_EXCERPTED RECORDS_:
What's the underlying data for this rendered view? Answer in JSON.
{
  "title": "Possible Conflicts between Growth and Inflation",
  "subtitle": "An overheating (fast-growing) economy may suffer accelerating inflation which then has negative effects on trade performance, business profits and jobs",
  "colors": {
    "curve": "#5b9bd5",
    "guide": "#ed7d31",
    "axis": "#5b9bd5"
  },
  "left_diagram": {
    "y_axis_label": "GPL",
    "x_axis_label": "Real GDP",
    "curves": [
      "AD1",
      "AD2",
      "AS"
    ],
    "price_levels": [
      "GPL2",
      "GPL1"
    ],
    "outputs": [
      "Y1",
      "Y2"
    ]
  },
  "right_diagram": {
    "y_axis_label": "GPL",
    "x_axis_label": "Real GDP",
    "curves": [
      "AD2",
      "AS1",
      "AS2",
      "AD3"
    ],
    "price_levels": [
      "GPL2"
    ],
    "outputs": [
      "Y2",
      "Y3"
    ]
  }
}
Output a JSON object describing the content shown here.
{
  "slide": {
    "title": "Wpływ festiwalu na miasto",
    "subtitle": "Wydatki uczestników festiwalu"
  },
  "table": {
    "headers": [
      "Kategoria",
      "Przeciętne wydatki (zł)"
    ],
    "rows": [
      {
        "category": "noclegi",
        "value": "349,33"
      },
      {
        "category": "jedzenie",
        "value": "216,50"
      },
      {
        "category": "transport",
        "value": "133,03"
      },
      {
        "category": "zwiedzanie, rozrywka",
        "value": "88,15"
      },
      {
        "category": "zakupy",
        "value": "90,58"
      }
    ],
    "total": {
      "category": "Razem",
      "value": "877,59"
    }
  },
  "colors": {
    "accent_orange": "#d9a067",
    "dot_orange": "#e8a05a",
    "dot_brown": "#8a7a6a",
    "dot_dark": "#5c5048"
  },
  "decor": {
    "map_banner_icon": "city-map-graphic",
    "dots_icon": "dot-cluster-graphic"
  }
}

_YOUR TASK_: Output exactly the lines from the one containing "Output a JSON" through the last line of the entries, both ends included.

_REPLY_:
Output a JSON object describing the content shown here.
{
  "slide": {
    "title": "Wpływ festiwalu na miasto",
    "subtitle": "Wydatki uczestników festiwalu"
  },
  "table": {
    "headers": [
      "Kategoria",
      "Przeciętne wydatki (zł)"
    ],
    "rows": [
      {
        "category": "noclegi",
        "value": "349,33"
      },
      {
        "category": "jedzenie",
        "value": "216,50"
      },
      {
        "category": "transport",
        "value": "133,03"
      },
      {
        "category": "zwiedzanie, rozrywka",
        "value": "88,15"
      },
      {
        "category": "zakupy",
        "value": "90,58"
      }
    ],
    "total": {
      "category": "Razem",
      "value": "877,59"
    }
  },
  "colors": {
    "accent_orange": "#d9a067",
    "dot_orange": "#e8a05a",
    "dot_brown": "#8a7a6a",
    "dot_dark": "#5c5048"
  },
  "decor": {
    "map_banner_icon": "city-map-graphic",
    "dots_icon": "dot-cluster-graphic"
  }
}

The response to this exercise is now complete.